RENEE MONTAGNE, HOST:
This week, we're taking a closer look at the future of history. This field of study is changing rapidly because of new technologies and shifting expectations. This morning, author Eric Weiner examines one scenario where future historians look back at our time and find nothing.
ERIC WEINER, BYLINE: Consider the most exhaustively researched historical figure in the land - Abraham Lincoln.
(SOUNDBITE OF FILM, "LINCOLN")
DANIEL DAY-LEWIS: (As Abraham Lincoln) Abolishing slavery by constitutional provisions settles the fate for all coming time.
WEINER: Stephen Spielberg's take in the movie "Lincoln" was based on the reporting of renowned historian Doris Kearns Goodwin. She dug through thousands of documents, letters and photographs.
VINT CERF: Imagine a 22nd century Doris Kearns Goodwin who's trying to figure out what happened in the beginning of the 21st century.
WEINER: Vint Cerf, an early Internet pioneer, is now a senior executive at Google.
CERF: And she's got what? Well, is there any email anywhere? Are there any drives that can read somebody's CD-ROMs or their floppy disks, or, you know, what about the hard drive that was in a laptop that's sitting in the closet for the last 50 years and pretending we can turn the machine on? You know, does anything actually work?
WEINER: We may be drowning in data today, says Cerf, but future historians might look back at our time and find a gaping hole - a digital dark ages.
CERF: I literally mean a dark age. The information is gone. It's inaccessible. It's uninterpretable.
WEINER: In other words, the future might sound something like this.
UNIDENTIFIED MAN: (Speaking in Old English).
WEINER: That is English - Old English - a reading from the epic poem "Beowulf." We know what these strange words mean because thankfully a handful of scholars can still read Old English.
CLIFFORD LYNCH: It is like a lost language. But it's on a kind of a different scale.
WEINER: Clifford Lynch is director of the Coalition for Networked Information. Digital preservation is more complex than the "Beowulf" problem because it requires more than simple translation. News sites, for instance, are now customized. One person's experience reading, say, The New York Times website is not the same as another person's. How do you preserve that or video games or other remnants of our digital lives? It's an extremely difficult problem to solve, but that hasn't stopped some from trying.
MAHADEV SATYANARAYANAN: This was very cool, very cool vision.
WEINER: Mahadev Satyanarayanan, a computer scientist at Carnegie Mellon University, runs the very cool Olive project. It all began when Satyanarayanan was experimenting with a new computing technique called Internet suspend/resume. Then he had an idea.

COLLECTED DATA:

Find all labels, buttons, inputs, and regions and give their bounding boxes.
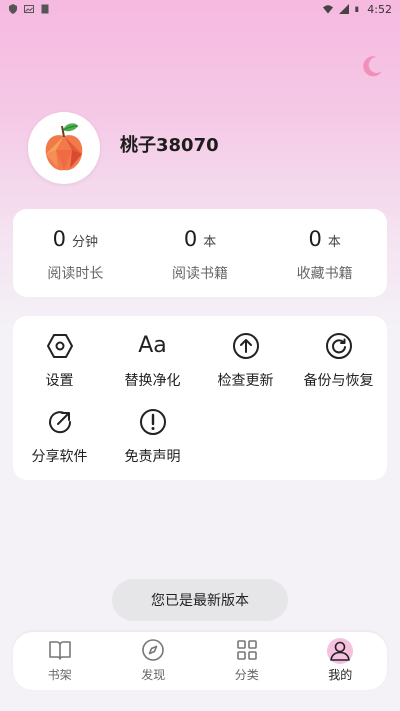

TASK: Using the transcript on digital preservation, decide whether each statement agrees with it: (a) Vint Cerf now works as a senior executive at Google; (b) Doris Kearns Goodwin directed the movie "Lincoln"; (c) Mahadev Satyanarayanan is a computer scientist at MIT. Answer yes or no for each, quoting the deciding words. None of the data matters for this work.

OUTPUT OF THE TASK:
(a) Yes: "Vint Cerf, an early Internet pioneer, is now a senior executive at Google."
(b) No: "Stephen Spielberg's take in the movie "Lincoln" was based on the reporting of renowned historian Doris Kearns Goodwin."
(c) No: "Mahadev Satyanarayanan, a computer scientist at Carnegie Mellon University"